▶ _GOAL_
Your task is to copy each line that has the word "محاکمه".

▶ _RECORDS SHOWN_
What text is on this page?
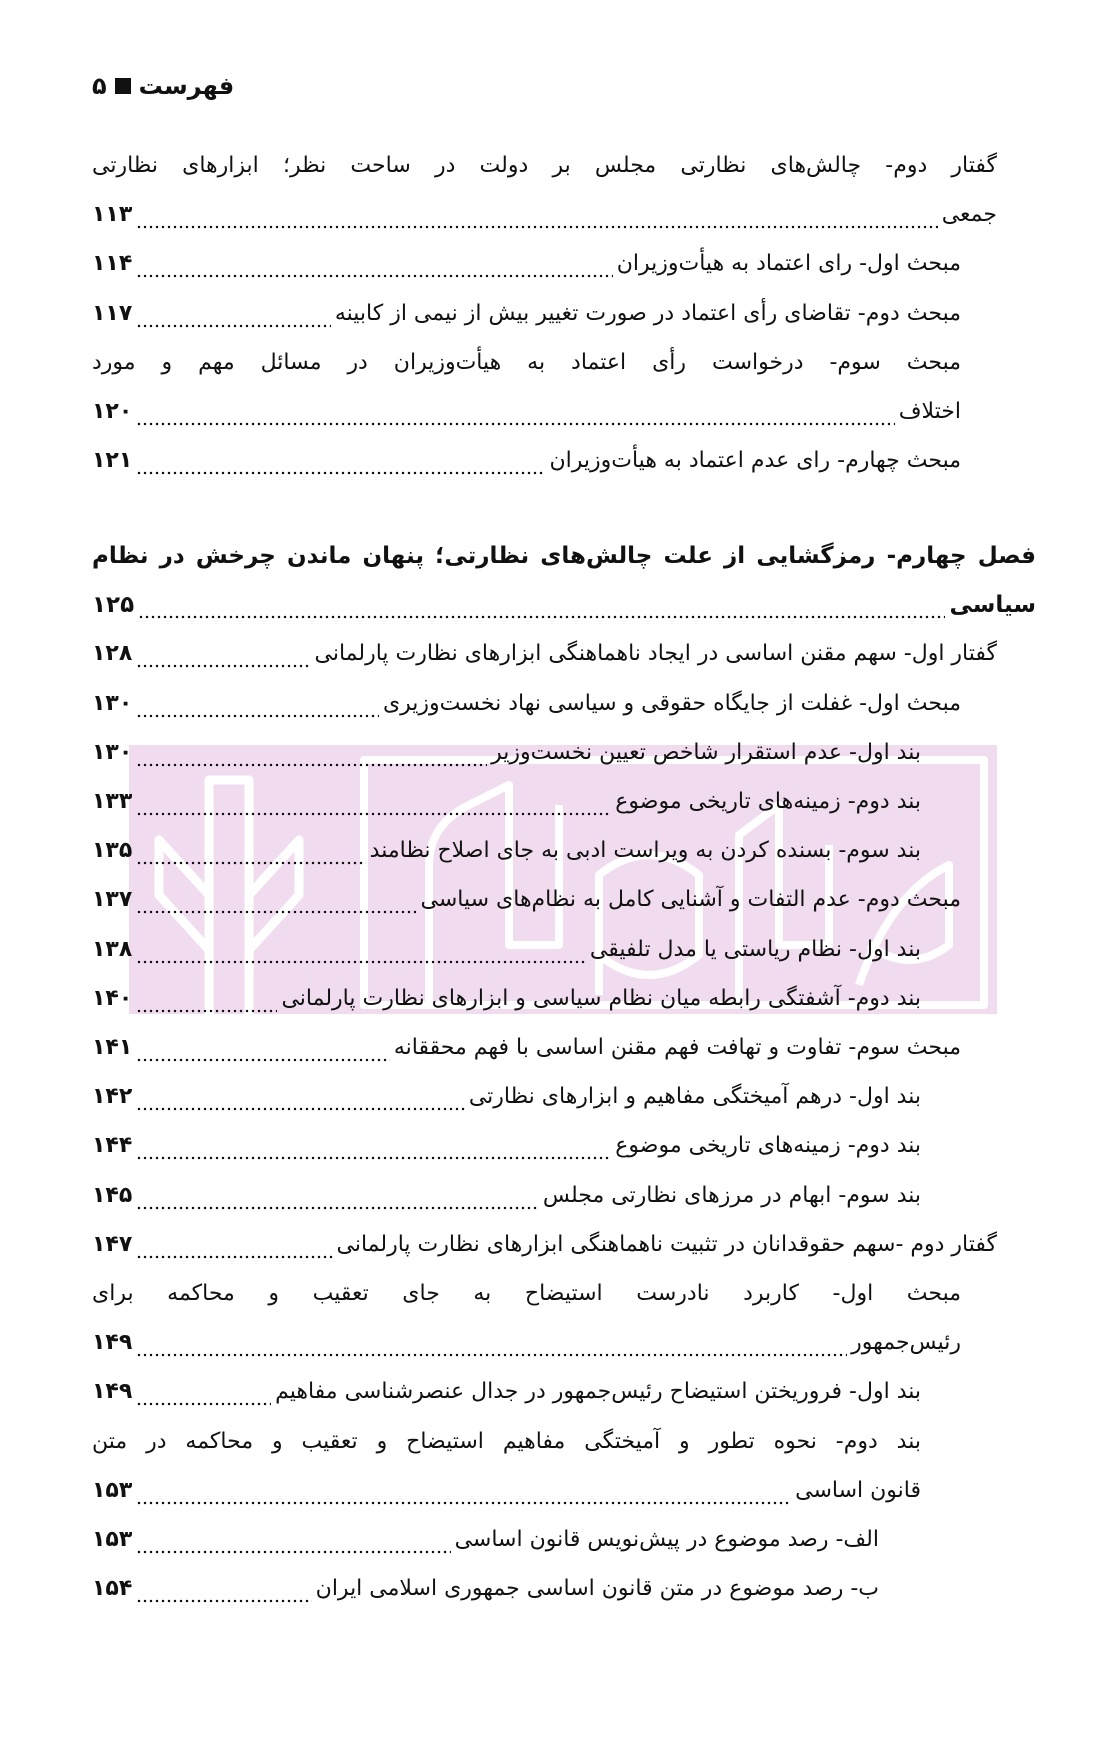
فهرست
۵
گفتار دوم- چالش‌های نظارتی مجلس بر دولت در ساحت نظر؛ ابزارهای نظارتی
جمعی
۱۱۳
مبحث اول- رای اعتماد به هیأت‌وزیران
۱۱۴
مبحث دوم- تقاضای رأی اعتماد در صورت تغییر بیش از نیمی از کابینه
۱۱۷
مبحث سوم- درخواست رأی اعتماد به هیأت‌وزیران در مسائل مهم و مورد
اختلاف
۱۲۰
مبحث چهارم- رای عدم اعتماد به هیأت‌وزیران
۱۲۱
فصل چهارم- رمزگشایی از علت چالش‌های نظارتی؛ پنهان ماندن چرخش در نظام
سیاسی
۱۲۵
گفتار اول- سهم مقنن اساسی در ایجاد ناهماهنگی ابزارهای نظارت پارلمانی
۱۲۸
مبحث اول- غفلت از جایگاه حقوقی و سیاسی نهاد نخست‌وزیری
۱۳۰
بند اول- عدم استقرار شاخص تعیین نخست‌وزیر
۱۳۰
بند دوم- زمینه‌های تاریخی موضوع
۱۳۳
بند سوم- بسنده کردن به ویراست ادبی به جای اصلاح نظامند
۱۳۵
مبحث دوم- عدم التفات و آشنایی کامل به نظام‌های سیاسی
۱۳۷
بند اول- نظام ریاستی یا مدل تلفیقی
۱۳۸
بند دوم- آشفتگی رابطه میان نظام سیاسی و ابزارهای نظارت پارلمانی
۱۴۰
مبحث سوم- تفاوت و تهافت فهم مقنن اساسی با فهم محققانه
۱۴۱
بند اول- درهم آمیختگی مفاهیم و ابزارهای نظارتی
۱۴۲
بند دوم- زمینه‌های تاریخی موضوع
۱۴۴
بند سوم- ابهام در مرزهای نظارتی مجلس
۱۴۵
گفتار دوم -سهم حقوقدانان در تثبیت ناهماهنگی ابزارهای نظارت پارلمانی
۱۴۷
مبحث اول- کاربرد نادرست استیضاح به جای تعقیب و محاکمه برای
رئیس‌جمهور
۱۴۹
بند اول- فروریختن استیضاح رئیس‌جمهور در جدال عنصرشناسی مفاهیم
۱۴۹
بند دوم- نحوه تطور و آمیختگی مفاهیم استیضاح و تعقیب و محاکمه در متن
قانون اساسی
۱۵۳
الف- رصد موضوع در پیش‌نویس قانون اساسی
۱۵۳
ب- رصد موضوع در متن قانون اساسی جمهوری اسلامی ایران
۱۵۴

▶ _COMPLETE RESPONSE_
مبحث اول- کاربرد نادرست استیضاح به جای تعقیب و محاکمه برای
بند دوم- نحوه تطور و آمیختگی مفاهیم استیضاح و تعقیب و محاکمه در متن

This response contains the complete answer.